### What needs to be done
Copy out the lines of the material below, starting at the line containing "lock-icon [258, 146, 280, 174]" and ending at the line containing "id-card-icon [240, 452, 261, 471]", with both of those lines included.
※ ※ ※
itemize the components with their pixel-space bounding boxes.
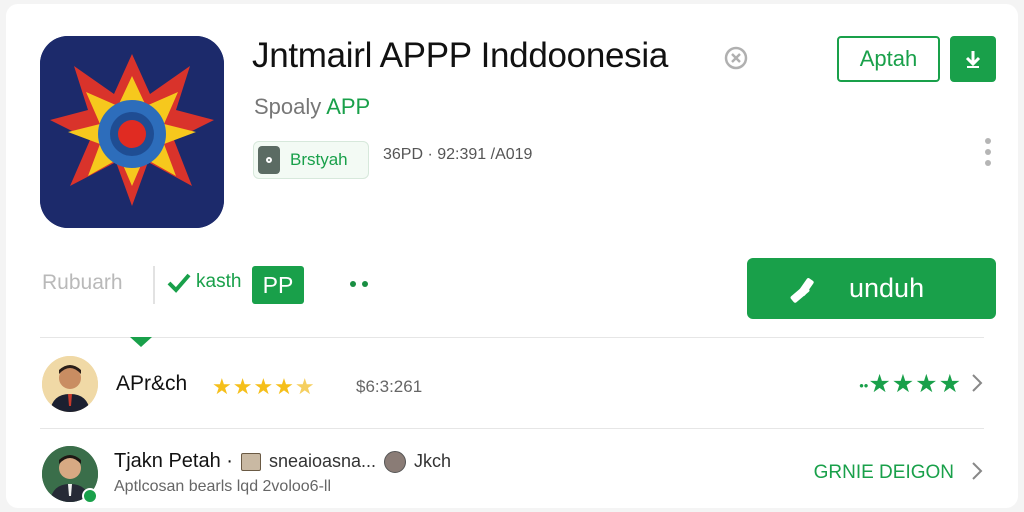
lock-icon [258, 146, 280, 174]
chevron-right-icon[interactable] [970, 460, 984, 482]
tab-divider [153, 266, 155, 304]
reviewer-secondary: sneaioasna... [268, 451, 377, 471]
app-card: Jntmairl APPP Inddoonesia Spoaly APP Brs… [6, 4, 1018, 508]
info-icon[interactable] [720, 44, 752, 72]
subtitle-accent: APP [326, 94, 371, 119]
reviewer-tertiary: Jkch [414, 451, 452, 471]
chevron-right-icon[interactable] [970, 372, 984, 394]
app-subtitle: Spoaly APP [254, 94, 370, 120]
more-dots-icon[interactable] [350, 281, 368, 289]
app-logo-icon [40, 36, 224, 228]
rating-summary: ••★★★★ [859, 369, 962, 399]
id-card-icon [240, 452, 261, 471]
tab-active[interactable]: kasth [166, 271, 241, 293]
star-rating: ★★★★★ [212, 374, 316, 400]
verified-badge-icon [82, 488, 98, 504]
review-value: $6:3:261 [356, 377, 423, 396]
app-title: Jntmairl APPP Inddoonesia [252, 36, 669, 75]
check-icon [167, 273, 191, 293]
reviewer-header: Tjakn Petah · sneaioasna... Jkch [114, 450, 451, 473]
small-avatar-icon [384, 450, 407, 473]
rating-stars: ★★★★ [868, 370, 962, 398]
tab-active-label: kasth [196, 271, 242, 292]
review-link[interactable]: GRNIE DEIGON [814, 462, 954, 484]
subtitle-prefix: Spoaly [254, 94, 322, 119]
download-icon [965, 51, 981, 68]
active-tab-indicator [130, 337, 152, 347]
hammer-icon [790, 277, 814, 303]
reviewer-name: APr&ch [116, 372, 188, 395]
divider [40, 428, 984, 429]
app-meta: 36PD · 92:391 /A019 [383, 146, 533, 163]
outline-action-button[interactable]: Aptah [837, 36, 940, 82]
download-button[interactable] [950, 36, 996, 82]
avatar [42, 356, 98, 412]
download-main-button[interactable]: unduh [747, 258, 996, 319]
tab-bar: Rubuarh kasth PP [42, 266, 382, 306]
review-row[interactable]: APr&ch ★★★★★ $6:3:261 ••★★★★ [40, 352, 984, 416]
review-detail: Aptlcosan bearls lqd 2voloo6-ll [114, 478, 332, 495]
divider [40, 337, 984, 338]
more-vertical-icon[interactable] [978, 136, 998, 168]
tab-inactive[interactable]: Rubuarh [42, 271, 123, 295]
rating-prefix: •• [859, 377, 869, 393]
category-tag[interactable]: Brstyah [253, 141, 369, 179]
reviewer-name: Tjakn Petah · [114, 450, 233, 472]
tag-label: Brstyah [290, 150, 348, 169]
tab-pill[interactable]: PP [252, 266, 304, 304]
review-row[interactable]: Tjakn Petah · sneaioasna... Jkch Aptlcos… [40, 442, 984, 506]
star-icons: ★★★★ [212, 374, 295, 399]
star-partial-icon: ★ [294, 374, 316, 399]
download-main-label: unduh [849, 273, 925, 303]
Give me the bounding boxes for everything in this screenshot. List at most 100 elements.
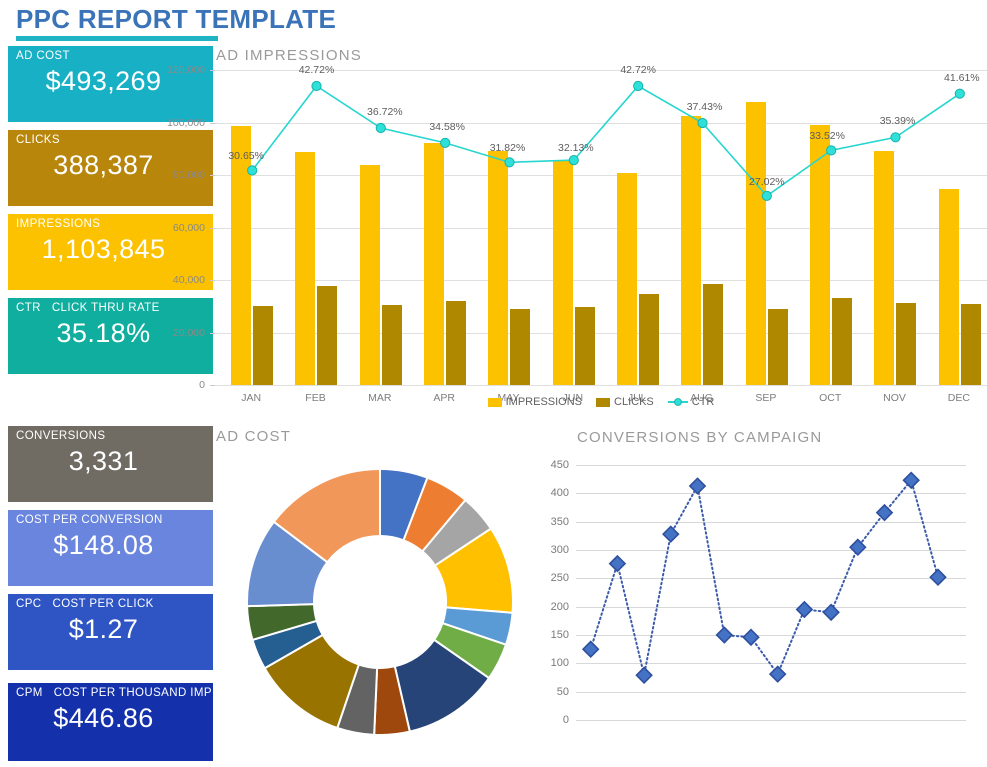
kpi-card-conversions[interactable]: CONVERSIONS 3,331	[8, 426, 213, 502]
kpi-label-text: CONVERSIONS	[16, 430, 106, 442]
impressions-bar[interactable]	[938, 189, 959, 385]
kpi-card-cost-per-thousand-imp[interactable]: CPM COST PER THOUSAND IMP $446.86	[8, 683, 213, 761]
impressions-bar[interactable]	[874, 151, 895, 385]
title-underline-rule	[16, 36, 218, 41]
ctr-data-label: 41.61%	[944, 71, 980, 84]
conversions-data-point[interactable]	[608, 554, 627, 573]
conversions-data-point[interactable]	[875, 503, 894, 522]
combo-chart-plot-area: JAN FEB MAR APR MAY JUN JUL AUG SEP OCT NOV DEC	[215, 70, 987, 404]
ctr-data-label: 31.82%	[489, 142, 526, 155]
conversions-data-point[interactable]	[688, 477, 707, 495]
combo-chart-legend: IMPRESSIONS CLICKS CTR	[215, 396, 987, 408]
bar-group[interactable]	[730, 70, 794, 385]
kpi-value: 3,331	[68, 446, 139, 476]
conversions-data-point[interactable]	[581, 640, 600, 658]
conversions-data-point[interactable]	[742, 628, 760, 647]
conversions-data-point[interactable]	[795, 600, 814, 619]
kpi-label-text: COST PER THOUSAND IMP	[53, 687, 212, 699]
kpi-value: $148.08	[53, 530, 154, 560]
clicks-bar[interactable]	[703, 283, 724, 385]
kpi-card-cost-per-click[interactable]: CPC COST PER CLICK $1.27	[8, 594, 213, 670]
impressions-bar[interactable]	[295, 152, 316, 385]
kpi-abbreviation: CPM	[16, 687, 43, 699]
impressions-bar[interactable]	[810, 125, 831, 385]
y-axis-tick	[210, 385, 215, 386]
ctr-data-label: 42.72%	[298, 63, 335, 76]
impressions-bar[interactable]	[681, 116, 702, 385]
ad-cost-chart-title: AD COST	[216, 428, 292, 445]
clicks-bar[interactable]	[767, 309, 788, 385]
kpi-label-text: CLICK THRU RATE	[51, 302, 160, 314]
clicks-bar[interactable]	[832, 298, 853, 385]
legend-label: IMPRESSIONS	[505, 396, 583, 408]
kpi-label: CPM COST PER THOUSAND IMP	[8, 686, 213, 701]
kpi-label-text: CLICKS	[16, 134, 60, 146]
clicks-bar[interactable]	[446, 301, 467, 385]
conversions-data-point[interactable]	[768, 665, 787, 683]
bar-group[interactable]	[601, 70, 665, 385]
kpi-card-clicks[interactable]: CLICKS 388,387	[8, 130, 213, 206]
legend-item-ctr[interactable]: CTR	[667, 396, 715, 408]
legend-item-clicks[interactable]: CLICKS	[596, 396, 654, 408]
kpi-label-text: COST PER CONVERSION	[16, 514, 163, 526]
bar-group[interactable]	[794, 70, 858, 385]
y-axis-label: 40,000	[172, 274, 205, 286]
kpi-label: CTR CLICK THRU RATE	[8, 301, 213, 316]
ctr-data-label: 42.72%	[620, 63, 656, 76]
y-axis-label: 300	[550, 544, 569, 556]
y-axis-label: 350	[550, 515, 569, 528]
impressions-bar[interactable]	[617, 173, 638, 385]
bar-group[interactable]	[472, 70, 536, 385]
bar-group[interactable]	[408, 70, 472, 385]
bar-group[interactable]	[215, 70, 279, 385]
impressions-bar[interactable]	[552, 160, 573, 385]
bar-group[interactable]	[279, 70, 343, 385]
legend-label: CTR	[691, 396, 715, 408]
y-axis-label: 100,000	[167, 116, 205, 129]
impressions-bar[interactable]	[745, 102, 766, 385]
clicks-bar[interactable]	[896, 302, 917, 385]
clicks-bar[interactable]	[574, 307, 595, 385]
y-axis-label: 120,000	[167, 64, 205, 76]
y-axis-label: 250	[550, 572, 569, 585]
kpi-card-cost-per-conversion[interactable]: COST PER CONVERSION $148.08	[8, 510, 213, 586]
impressions-bar[interactable]	[488, 151, 509, 385]
kpi-label-text: COST PER CLICK	[52, 598, 154, 610]
ad-impressions-chart-title: AD IMPRESSIONS	[216, 47, 362, 64]
clicks-bar[interactable]	[317, 285, 338, 385]
conversions-line-series	[581, 471, 947, 684]
ctr-data-label: 37.43%	[686, 100, 723, 113]
y-axis-label: 400	[550, 487, 569, 500]
impressions-bar[interactable]	[424, 142, 445, 385]
y-axis-label: 60,000	[172, 221, 205, 234]
ctr-data-label: 34.58%	[429, 120, 465, 133]
conversions-data-point[interactable]	[635, 666, 653, 684]
y-axis-label: 200	[550, 600, 569, 613]
clicks-bar[interactable]	[639, 294, 660, 385]
bar-group[interactable]	[923, 70, 987, 385]
kpi-label: AD COST	[8, 49, 213, 64]
clicks-bar[interactable]	[381, 304, 402, 385]
conversions-data-point[interactable]	[929, 568, 947, 586]
y-axis-label: 50	[556, 685, 569, 698]
kpi-abbreviation: CTR	[16, 302, 41, 314]
legend-item-impressions[interactable]: IMPRESSIONS	[487, 396, 583, 408]
impressions-bar[interactable]	[359, 164, 380, 385]
conversions-data-point[interactable]	[715, 626, 734, 644]
kpi-abbreviation: CPC	[16, 598, 42, 610]
y-axis-label: 0	[562, 714, 569, 726]
clicks-bar[interactable]	[253, 305, 274, 385]
clicks-bar[interactable]	[960, 304, 981, 385]
kpi-label: CLICKS	[8, 133, 213, 148]
impressions-bar[interactable]	[231, 125, 252, 385]
bar-group[interactable]	[665, 70, 729, 385]
kpi-card-ad-cost[interactable]: AD COST $493,269	[8, 46, 213, 122]
clicks-bar[interactable]	[510, 309, 531, 385]
bar-group[interactable]	[537, 70, 601, 385]
conversions-data-point[interactable]	[902, 471, 920, 490]
y-axis-label: 150	[550, 629, 569, 641]
kpi-label: CONVERSIONS	[8, 429, 213, 444]
conversions-data-point[interactable]	[822, 603, 840, 622]
conversions-data-point[interactable]	[662, 525, 680, 543]
kpi-label: COST PER CONVERSION	[8, 513, 213, 528]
※ ※ ※
### Answer to the problem
lock-icon [258, 146, 280, 174]
chevron-right-icon[interactable] [970, 460, 984, 482]
tab-divider [153, 266, 155, 304]
reviewer-secondary: sneaioasna... [268, 451, 377, 471]
app-card: Jntmairl APPP Inddoonesia Spoaly APP Brs… [6, 4, 1018, 508]
info-icon[interactable] [720, 44, 752, 72]
subtitle-accent: APP [326, 94, 371, 119]
reviewer-tertiary: Jkch [414, 451, 452, 471]
chevron-right-icon[interactable] [970, 372, 984, 394]
app-subtitle: Spoaly APP [254, 94, 370, 120]
more-dots-icon[interactable] [350, 281, 368, 289]
app-logo-icon [40, 36, 224, 228]
rating-summary: ••★★★★ [859, 369, 962, 399]
id-card-icon [240, 452, 261, 471]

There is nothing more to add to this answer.